Repeat the lines below word for word, starting with the line containing "Ellipse shape [254, 279, 260, 285]" and going on through the line containing "Ellipse shape [223, 222, 229, 228]".
** start Extracted material **
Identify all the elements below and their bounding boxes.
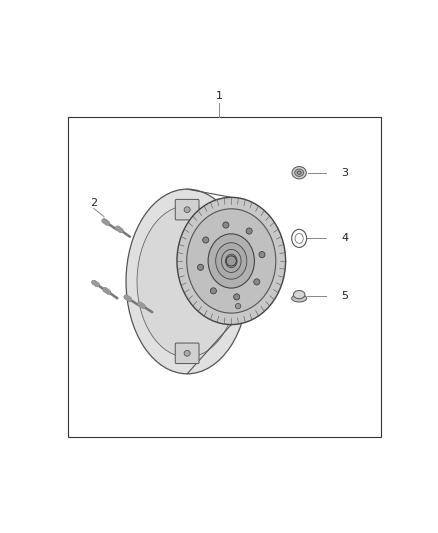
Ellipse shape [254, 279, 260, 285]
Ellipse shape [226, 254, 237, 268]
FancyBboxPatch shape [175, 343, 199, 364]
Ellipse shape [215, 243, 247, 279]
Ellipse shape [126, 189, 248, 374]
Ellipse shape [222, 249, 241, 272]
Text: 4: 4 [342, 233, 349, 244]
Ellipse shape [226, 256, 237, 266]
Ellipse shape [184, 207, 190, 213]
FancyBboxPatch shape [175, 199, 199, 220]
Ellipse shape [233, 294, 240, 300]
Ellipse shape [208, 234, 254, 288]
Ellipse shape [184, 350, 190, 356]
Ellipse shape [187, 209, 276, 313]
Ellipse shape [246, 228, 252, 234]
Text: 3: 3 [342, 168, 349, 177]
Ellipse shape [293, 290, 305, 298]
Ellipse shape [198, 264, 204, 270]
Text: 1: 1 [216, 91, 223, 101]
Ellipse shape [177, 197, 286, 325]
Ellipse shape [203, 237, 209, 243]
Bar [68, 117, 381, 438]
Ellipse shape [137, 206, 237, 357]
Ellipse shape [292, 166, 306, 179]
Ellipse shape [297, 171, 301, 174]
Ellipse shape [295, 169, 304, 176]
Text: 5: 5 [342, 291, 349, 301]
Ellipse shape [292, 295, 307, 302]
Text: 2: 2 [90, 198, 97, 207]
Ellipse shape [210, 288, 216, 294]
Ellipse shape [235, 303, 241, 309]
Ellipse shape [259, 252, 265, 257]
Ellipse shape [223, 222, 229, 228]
** end Extracted material **
** start Extracted material **
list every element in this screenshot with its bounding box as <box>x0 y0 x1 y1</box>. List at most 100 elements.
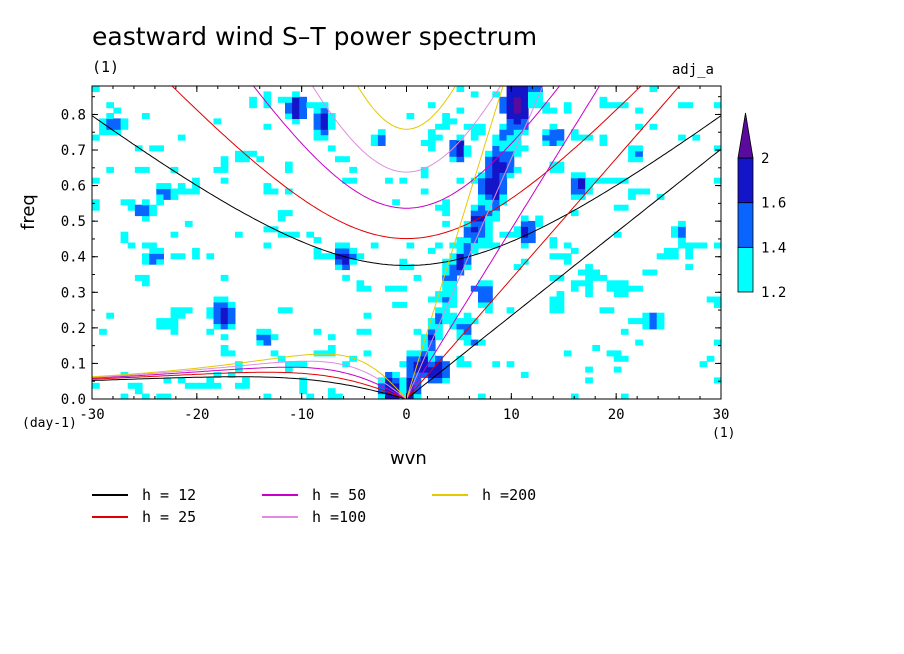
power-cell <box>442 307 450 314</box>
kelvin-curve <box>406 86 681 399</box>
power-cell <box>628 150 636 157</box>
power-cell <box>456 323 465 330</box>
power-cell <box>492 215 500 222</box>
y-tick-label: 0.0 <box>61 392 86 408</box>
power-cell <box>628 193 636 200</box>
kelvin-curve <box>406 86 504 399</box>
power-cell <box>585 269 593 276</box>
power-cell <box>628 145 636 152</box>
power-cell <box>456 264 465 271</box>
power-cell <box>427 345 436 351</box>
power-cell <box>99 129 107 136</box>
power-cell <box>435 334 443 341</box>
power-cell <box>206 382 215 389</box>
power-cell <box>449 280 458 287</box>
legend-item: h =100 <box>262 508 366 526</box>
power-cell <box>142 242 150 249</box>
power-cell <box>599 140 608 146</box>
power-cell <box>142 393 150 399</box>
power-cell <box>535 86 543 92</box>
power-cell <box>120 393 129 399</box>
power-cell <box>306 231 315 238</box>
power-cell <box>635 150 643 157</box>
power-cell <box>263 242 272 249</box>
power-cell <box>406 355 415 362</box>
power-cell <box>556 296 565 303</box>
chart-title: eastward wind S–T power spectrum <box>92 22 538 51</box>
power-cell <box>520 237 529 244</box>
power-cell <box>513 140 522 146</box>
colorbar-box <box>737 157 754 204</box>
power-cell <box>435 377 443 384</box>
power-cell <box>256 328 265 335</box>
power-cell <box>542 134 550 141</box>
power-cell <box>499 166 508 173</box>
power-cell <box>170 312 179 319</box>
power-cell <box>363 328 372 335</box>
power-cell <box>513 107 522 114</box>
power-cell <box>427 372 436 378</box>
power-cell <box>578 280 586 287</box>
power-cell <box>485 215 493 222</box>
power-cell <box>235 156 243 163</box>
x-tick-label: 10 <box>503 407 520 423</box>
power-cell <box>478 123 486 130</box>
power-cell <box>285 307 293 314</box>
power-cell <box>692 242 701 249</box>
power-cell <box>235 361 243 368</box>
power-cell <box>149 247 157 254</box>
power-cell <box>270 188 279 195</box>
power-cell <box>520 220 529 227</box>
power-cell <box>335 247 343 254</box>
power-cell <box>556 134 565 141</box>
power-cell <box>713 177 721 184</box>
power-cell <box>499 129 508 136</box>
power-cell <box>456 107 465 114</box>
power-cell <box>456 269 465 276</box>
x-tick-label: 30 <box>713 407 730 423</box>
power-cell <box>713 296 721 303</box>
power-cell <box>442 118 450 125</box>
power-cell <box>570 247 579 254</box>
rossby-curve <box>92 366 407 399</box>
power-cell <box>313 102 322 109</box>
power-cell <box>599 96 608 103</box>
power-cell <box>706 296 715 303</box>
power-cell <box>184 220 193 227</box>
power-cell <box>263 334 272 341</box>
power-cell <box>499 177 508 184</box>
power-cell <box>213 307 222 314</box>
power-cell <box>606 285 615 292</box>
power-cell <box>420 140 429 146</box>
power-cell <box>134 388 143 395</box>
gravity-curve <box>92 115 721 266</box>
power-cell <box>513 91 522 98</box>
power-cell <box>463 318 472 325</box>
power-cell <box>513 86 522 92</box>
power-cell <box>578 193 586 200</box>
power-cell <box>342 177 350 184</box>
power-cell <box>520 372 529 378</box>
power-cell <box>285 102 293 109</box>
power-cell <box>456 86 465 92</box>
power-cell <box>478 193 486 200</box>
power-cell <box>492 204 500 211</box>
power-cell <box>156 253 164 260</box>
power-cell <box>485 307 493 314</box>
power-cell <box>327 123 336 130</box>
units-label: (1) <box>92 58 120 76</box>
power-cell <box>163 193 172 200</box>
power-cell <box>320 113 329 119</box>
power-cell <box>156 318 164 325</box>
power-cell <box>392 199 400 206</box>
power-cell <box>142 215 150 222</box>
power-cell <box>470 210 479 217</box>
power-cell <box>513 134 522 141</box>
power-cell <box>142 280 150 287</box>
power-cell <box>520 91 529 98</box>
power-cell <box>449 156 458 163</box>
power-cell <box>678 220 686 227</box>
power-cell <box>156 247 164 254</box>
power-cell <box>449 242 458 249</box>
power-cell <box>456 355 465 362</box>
** end Extracted material **
■ Solution to the problem
Ellipse shape [254, 279, 260, 285]
Ellipse shape [226, 254, 237, 268]
FancyBboxPatch shape [175, 343, 199, 364]
Ellipse shape [215, 243, 247, 279]
Ellipse shape [126, 189, 248, 374]
Ellipse shape [222, 249, 241, 272]
Text: 4: 4 [342, 233, 349, 244]
Ellipse shape [226, 256, 237, 266]
Ellipse shape [184, 207, 190, 213]
FancyBboxPatch shape [175, 199, 199, 220]
Ellipse shape [233, 294, 240, 300]
Ellipse shape [208, 234, 254, 288]
Ellipse shape [184, 350, 190, 356]
Ellipse shape [187, 209, 276, 313]
Ellipse shape [246, 228, 252, 234]
Text: 3: 3 [342, 168, 349, 177]
Ellipse shape [293, 290, 305, 298]
Ellipse shape [198, 264, 204, 270]
Text: 1: 1 [216, 91, 223, 101]
Ellipse shape [177, 197, 286, 325]
Ellipse shape [203, 237, 209, 243]
Bar [68, 117, 381, 438]
Ellipse shape [137, 206, 237, 357]
Ellipse shape [292, 166, 306, 179]
Ellipse shape [297, 171, 301, 174]
Ellipse shape [295, 169, 304, 176]
Text: 5: 5 [342, 291, 349, 301]
Ellipse shape [292, 295, 307, 302]
Text: 2: 2 [90, 198, 97, 207]
Ellipse shape [210, 288, 216, 294]
Ellipse shape [235, 303, 241, 309]
Ellipse shape [259, 252, 265, 257]
Ellipse shape [223, 222, 229, 228]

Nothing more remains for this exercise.